DATA EXTRACTS →
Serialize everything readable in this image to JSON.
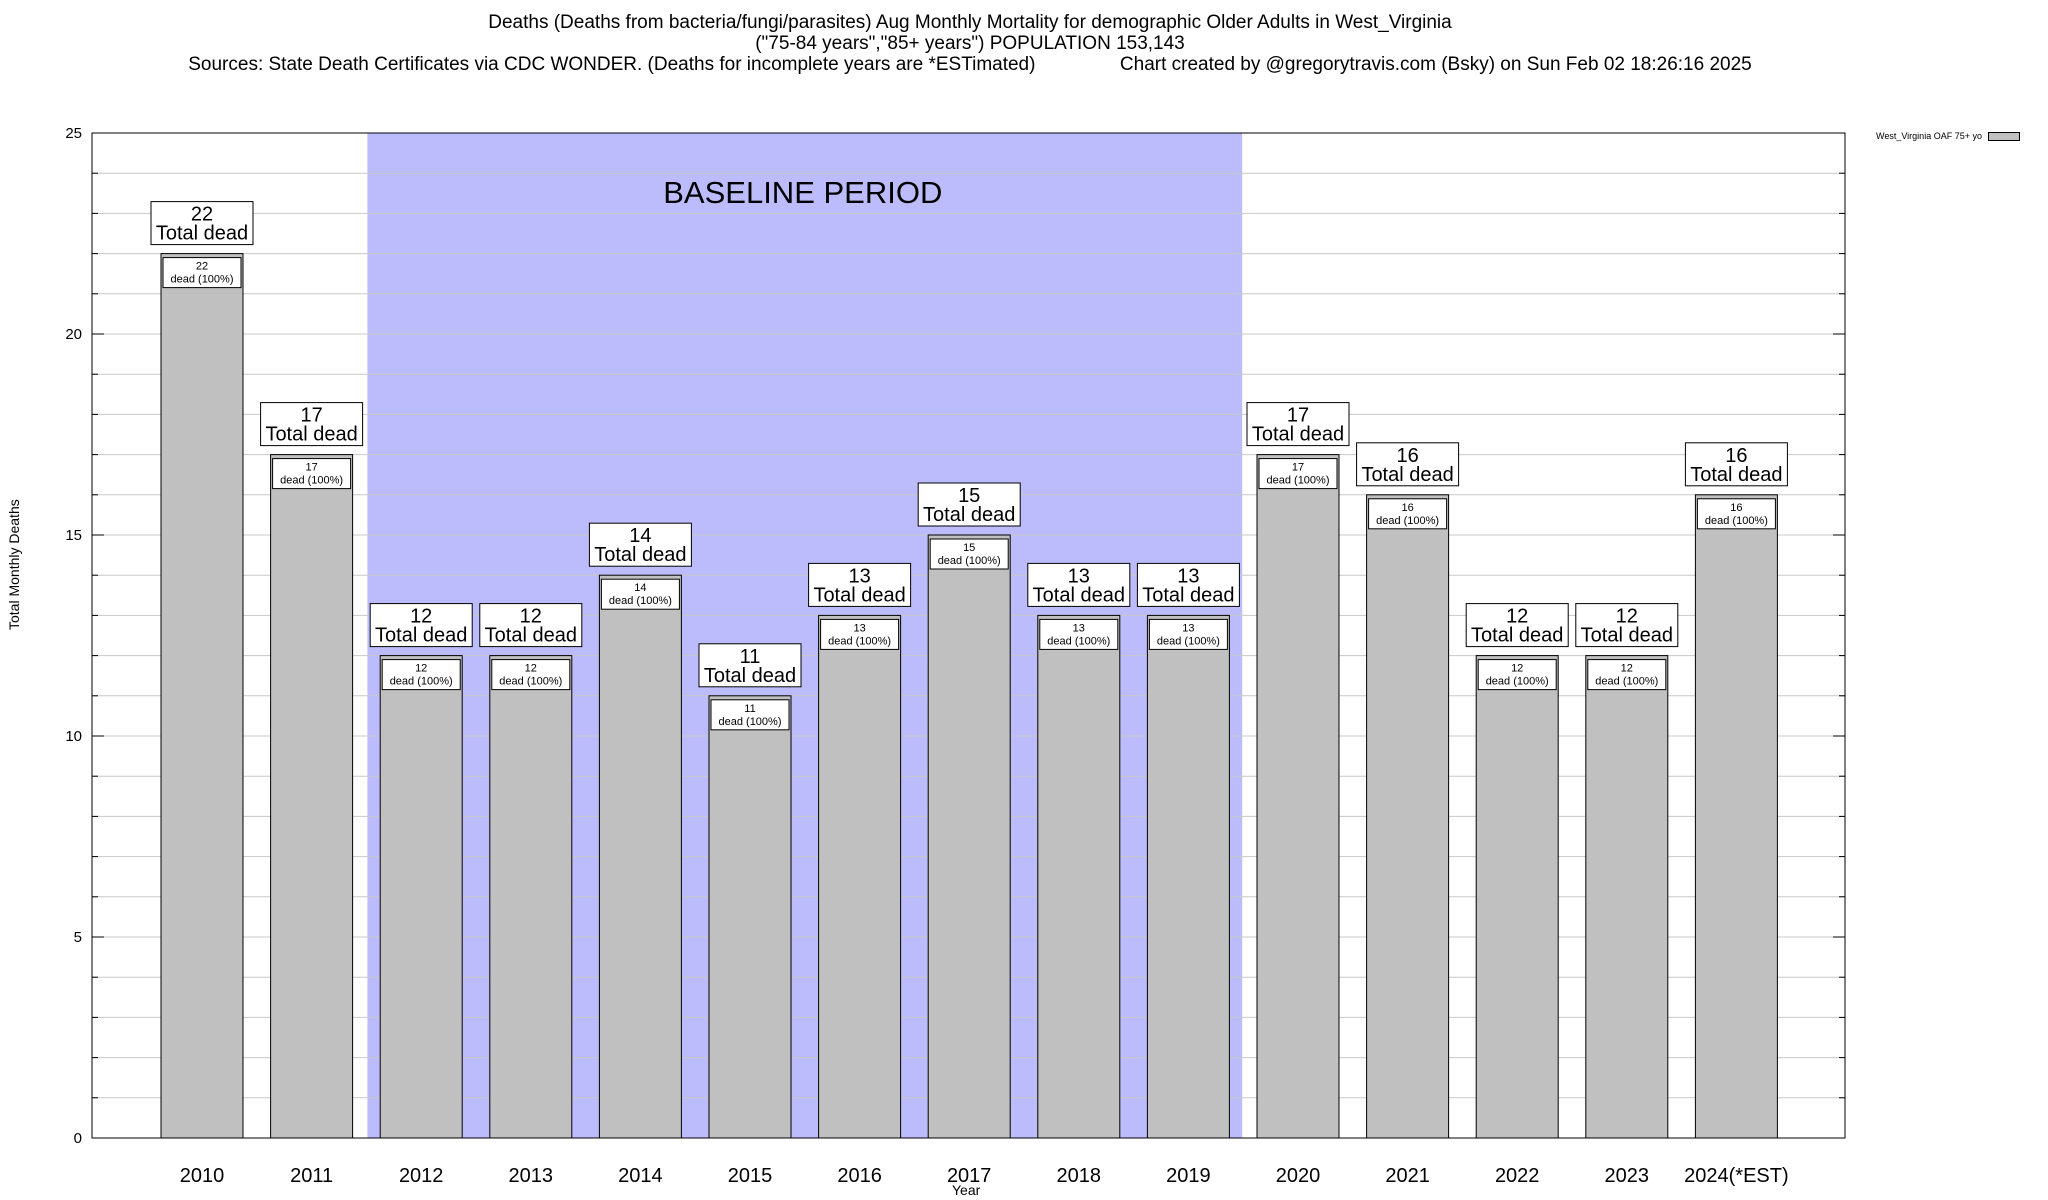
{
  "chart_data": {
    "type": "bar",
    "title_lines": [
      "Deaths (Deaths from bacteria/fungi/parasites) Aug Monthly Mortality for demographic Older Adults in West_Virginia",
      "(\"75-84 years\",\"85+ years\") POPULATION 153,143",
      "Sources: State Death Certificates via CDC WONDER. (Deaths for incomplete years are *ESTimated)                Chart created by @gregorytravis.com (Bsky) on Sun Feb 02 18:26:16 2025"
    ],
    "xlabel": "Year",
    "ylabel": "Total Monthly Deaths",
    "ylim": [
      0,
      25
    ],
    "yticks": [
      0,
      5,
      10,
      15,
      20,
      25
    ],
    "grid": true,
    "legend": {
      "position": "top-right",
      "label": "West_Virginia OAF 75+ yo",
      "color": "#c0c0c0"
    },
    "baseline": {
      "label": "BASELINE PERIOD",
      "start": "2012",
      "end": "2019",
      "color": "#bcbcfc"
    },
    "categories": [
      "2010",
      "2011",
      "2012",
      "2013",
      "2014",
      "2015",
      "2016",
      "2017",
      "2018",
      "2019",
      "2020",
      "2021",
      "2022",
      "2023",
      "2024(*EST)"
    ],
    "series": [
      {
        "name": "West_Virginia OAF 75+ yo",
        "values": [
          22,
          17,
          12,
          12,
          14,
          11,
          13,
          15,
          13,
          13,
          17,
          16,
          12,
          12,
          16
        ]
      }
    ],
    "top_label_suffix": "Total dead",
    "inner_label_suffix": "dead (100%)",
    "bar_color": "#c0c0c0"
  }
}
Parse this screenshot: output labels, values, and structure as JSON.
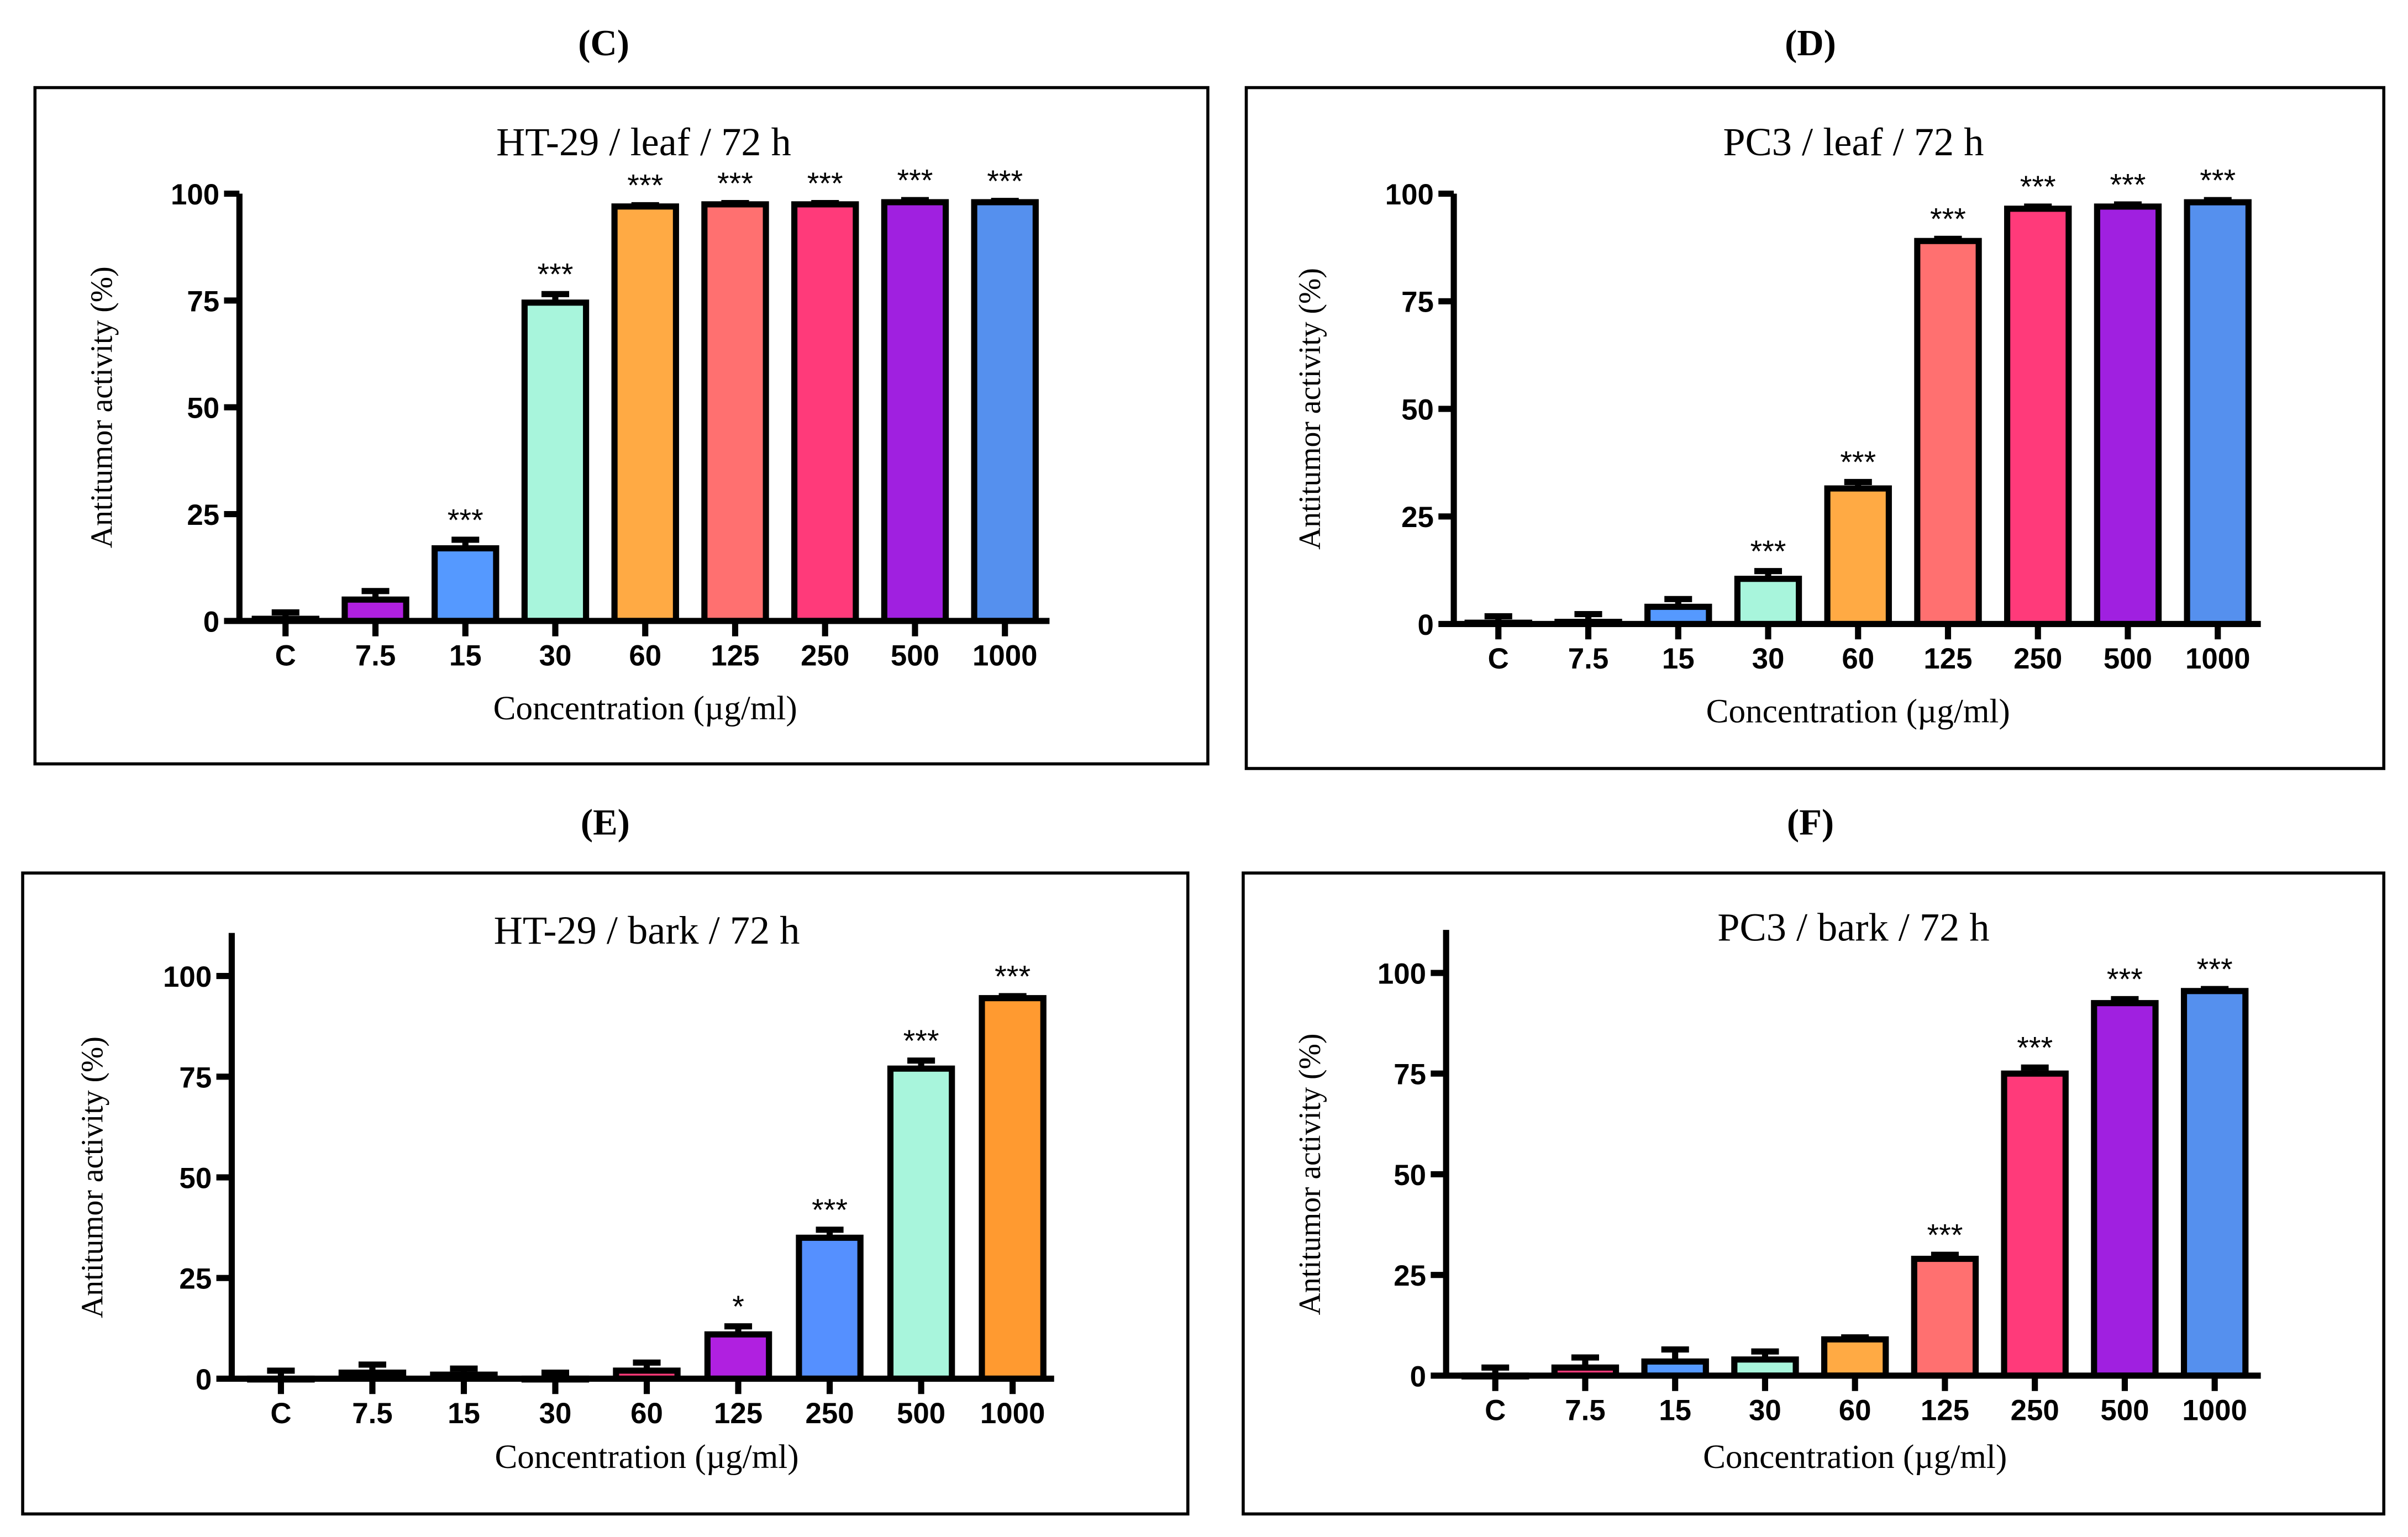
{
  "chart_data": [
    {
      "type": "bar",
      "panel": "(C)",
      "title": "HT-29 / leaf / 72 h",
      "xlabel": "Concentration (µg/ml)",
      "ylabel": "Antitumor activity (%)",
      "categories": [
        "C",
        "7.5",
        "15",
        "30",
        "60",
        "125",
        "250",
        "500",
        "1000"
      ],
      "values": [
        0.5,
        5,
        17,
        74.5,
        97,
        97.5,
        97.5,
        98,
        98
      ],
      "errors": [
        1.5,
        2,
        2,
        2,
        0.3,
        0.3,
        0.3,
        0.5,
        0.3
      ],
      "significance": [
        "",
        "",
        "***",
        "***",
        "***",
        "***",
        "***",
        "***",
        "***"
      ],
      "colors": [
        "#ffffff",
        "#b020e0",
        "#5599ff",
        "#a8f5dc",
        "#ffaa44",
        "#ff7070",
        "#ff3a7a",
        "#a020e0",
        "#5590ee"
      ],
      "yticks": [
        0,
        25,
        50,
        75,
        100
      ],
      "ylim": [
        0,
        100
      ]
    },
    {
      "type": "bar",
      "panel": "(D)",
      "title": "PC3 / leaf / 72 h",
      "xlabel": "Concentration (µg/ml)",
      "ylabel": "Antitumor activity (%)",
      "categories": [
        "C",
        "7.5",
        "15",
        "30",
        "60",
        "125",
        "250",
        "500",
        "1000"
      ],
      "values": [
        0.3,
        0.5,
        4,
        10.5,
        31.5,
        89,
        96.5,
        97,
        98
      ],
      "errors": [
        1.5,
        1.8,
        1.8,
        1.8,
        1.5,
        0.5,
        0.5,
        0.5,
        0.5
      ],
      "significance": [
        "",
        "",
        "",
        "***",
        "***",
        "***",
        "***",
        "***",
        "***"
      ],
      "colors": [
        "#ffffff",
        "#b020e0",
        "#5599ff",
        "#a8f5dc",
        "#ffaa44",
        "#ff7070",
        "#ff3a7a",
        "#a020e0",
        "#5590ee"
      ],
      "yticks": [
        0,
        25,
        50,
        75,
        100
      ],
      "ylim": [
        0,
        100
      ]
    },
    {
      "type": "bar",
      "panel": "(E)",
      "title": "HT-29 / bark / 72 h",
      "xlabel": "Concentration (µg/ml)",
      "ylabel": "Antitumor activity (%)",
      "categories": [
        "C",
        "7.5",
        "15",
        "30",
        "60",
        "125",
        "250",
        "500",
        "1000"
      ],
      "values": [
        0,
        1.5,
        1,
        0,
        2,
        11,
        35,
        77,
        94.5
      ],
      "errors": [
        2,
        2,
        1.5,
        1.5,
        2,
        2,
        2,
        2,
        0.5
      ],
      "significance": [
        "",
        "",
        "",
        "",
        "",
        "*",
        "***",
        "***",
        "***"
      ],
      "colors": [
        "#ffffff",
        "#b020e0",
        "#5599ff",
        "#a8f5dc",
        "#ff3a7a",
        "#b020e0",
        "#5590ff",
        "#a8f5dc",
        "#ff9a30"
      ],
      "yticks": [
        0,
        25,
        50,
        75,
        100
      ],
      "ylim": [
        0,
        110
      ]
    },
    {
      "type": "bar",
      "panel": "(F)",
      "title": "PC3 / bark / 72 h",
      "xlabel": "Concentration (µg/ml)",
      "ylabel": "Antitumor activity (%)",
      "categories": [
        "C",
        "7.5",
        "15",
        "30",
        "60",
        "125",
        "250",
        "500",
        "1000"
      ],
      "values": [
        0,
        2,
        3.5,
        4,
        9,
        29,
        75,
        92.5,
        95.5
      ],
      "errors": [
        2,
        2.5,
        3,
        2,
        0.5,
        1,
        1.5,
        1,
        0.5
      ],
      "significance": [
        "",
        "",
        "",
        "",
        "",
        "***",
        "***",
        "***",
        "***"
      ],
      "colors": [
        "#ffffff",
        "#ff3a7a",
        "#5599ff",
        "#a8f5dc",
        "#ffaa44",
        "#ff7070",
        "#ff3a7a",
        "#a020e0",
        "#5590ee"
      ],
      "yticks": [
        0,
        25,
        50,
        75,
        100
      ],
      "ylim": [
        0,
        110
      ]
    }
  ]
}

TASK DESCRIPTION → Apart from the pictures, return every entry above exactly as given.

FINISHED EXERCISE →
Serialize everything readable in this image to JSON.
{
  "chart_data": {
    "type": "bar",
    "title_lines": [
      "Deaths (Deaths from bacteria/fungi/parasites) Aug Monthly Mortality for demographic Older Adults in West_Virginia",
      "(\"75-84 years\",\"85+ years\") POPULATION 153,143",
      "Sources: State Death Certificates via CDC WONDER. (Deaths for incomplete years are *ESTimated)                Chart created by @gregorytravis.com (Bsky) on Sun Feb 02 18:26:16 2025"
    ],
    "xlabel": "Year",
    "ylabel": "Total Monthly Deaths",
    "ylim": [
      0,
      25
    ],
    "yticks": [
      0,
      5,
      10,
      15,
      20,
      25
    ],
    "grid": true,
    "legend": {
      "position": "top-right",
      "label": "West_Virginia OAF 75+ yo",
      "color": "#c0c0c0"
    },
    "baseline": {
      "label": "BASELINE PERIOD",
      "start": "2012",
      "end": "2019",
      "color": "#bcbcfc"
    },
    "categories": [
      "2010",
      "2011",
      "2012",
      "2013",
      "2014",
      "2015",
      "2016",
      "2017",
      "2018",
      "2019",
      "2020",
      "2021",
      "2022",
      "2023",
      "2024(*EST)"
    ],
    "series": [
      {
        "name": "West_Virginia OAF 75+ yo",
        "values": [
          22,
          17,
          12,
          12,
          14,
          11,
          13,
          15,
          13,
          13,
          17,
          16,
          12,
          12,
          16
        ]
      }
    ],
    "top_label_suffix": "Total dead",
    "inner_label_suffix": "dead (100%)",
    "bar_color": "#c0c0c0"
  }
}
Parse this screenshot: output labels, values, and structure as JSON.
{
  "chart_data": [
    {
      "type": "bar",
      "panel": "(C)",
      "title": "HT-29 / leaf / 72 h",
      "xlabel": "Concentration (µg/ml)",
      "ylabel": "Antitumor activity (%)",
      "categories": [
        "C",
        "7.5",
        "15",
        "30",
        "60",
        "125",
        "250",
        "500",
        "1000"
      ],
      "values": [
        0.5,
        5,
        17,
        74.5,
        97,
        97.5,
        97.5,
        98,
        98
      ],
      "errors": [
        1.5,
        2,
        2,
        2,
        0.3,
        0.3,
        0.3,
        0.5,
        0.3
      ],
      "significance": [
        "",
        "",
        "***",
        "***",
        "***",
        "***",
        "***",
        "***",
        "***"
      ],
      "colors": [
        "#ffffff",
        "#b020e0",
        "#5599ff",
        "#a8f5dc",
        "#ffaa44",
        "#ff7070",
        "#ff3a7a",
        "#a020e0",
        "#5590ee"
      ],
      "yticks": [
        0,
        25,
        50,
        75,
        100
      ],
      "ylim": [
        0,
        100
      ]
    },
    {
      "type": "bar",
      "panel": "(D)",
      "title": "PC3 / leaf / 72 h",
      "xlabel": "Concentration (µg/ml)",
      "ylabel": "Antitumor activity (%)",
      "categories": [
        "C",
        "7.5",
        "15",
        "30",
        "60",
        "125",
        "250",
        "500",
        "1000"
      ],
      "values": [
        0.3,
        0.5,
        4,
        10.5,
        31.5,
        89,
        96.5,
        97,
        98
      ],
      "errors": [
        1.5,
        1.8,
        1.8,
        1.8,
        1.5,
        0.5,
        0.5,
        0.5,
        0.5
      ],
      "significance": [
        "",
        "",
        "",
        "***",
        "***",
        "***",
        "***",
        "***",
        "***"
      ],
      "colors": [
        "#ffffff",
        "#b020e0",
        "#5599ff",
        "#a8f5dc",
        "#ffaa44",
        "#ff7070",
        "#ff3a7a",
        "#a020e0",
        "#5590ee"
      ],
      "yticks": [
        0,
        25,
        50,
        75,
        100
      ],
      "ylim": [
        0,
        100
      ]
    },
    {
      "type": "bar",
      "panel": "(E)",
      "title": "HT-29 / bark / 72 h",
      "xlabel": "Concentration (µg/ml)",
      "ylabel": "Antitumor activity (%)",
      "categories": [
        "C",
        "7.5",
        "15",
        "30",
        "60",
        "125",
        "250",
        "500",
        "1000"
      ],
      "values": [
        0,
        1.5,
        1,
        0,
        2,
        11,
        35,
        77,
        94.5
      ],
      "errors": [
        2,
        2,
        1.5,
        1.5,
        2,
        2,
        2,
        2,
        0.5
      ],
      "significance": [
        "",
        "",
        "",
        "",
        "",
        "*",
        "***",
        "***",
        "***"
      ],
      "colors": [
        "#ffffff",
        "#b020e0",
        "#5599ff",
        "#a8f5dc",
        "#ff3a7a",
        "#b020e0",
        "#5590ff",
        "#a8f5dc",
        "#ff9a30"
      ],
      "yticks": [
        0,
        25,
        50,
        75,
        100
      ],
      "ylim": [
        0,
        110
      ]
    },
    {
      "type": "bar",
      "panel": "(F)",
      "title": "PC3 / bark / 72 h",
      "xlabel": "Concentration (µg/ml)",
      "ylabel": "Antitumor activity (%)",
      "categories": [
        "C",
        "7.5",
        "15",
        "30",
        "60",
        "125",
        "250",
        "500",
        "1000"
      ],
      "values": [
        0,
        2,
        3.5,
        4,
        9,
        29,
        75,
        92.5,
        95.5
      ],
      "errors": [
        2,
        2.5,
        3,
        2,
        0.5,
        1,
        1.5,
        1,
        0.5
      ],
      "significance": [
        "",
        "",
        "",
        "",
        "",
        "***",
        "***",
        "***",
        "***"
      ],
      "colors": [
        "#ffffff",
        "#ff3a7a",
        "#5599ff",
        "#a8f5dc",
        "#ffaa44",
        "#ff7070",
        "#ff3a7a",
        "#a020e0",
        "#5590ee"
      ],
      "yticks": [
        0,
        25,
        50,
        75,
        100
      ],
      "ylim": [
        0,
        110
      ]
    }
  ]
}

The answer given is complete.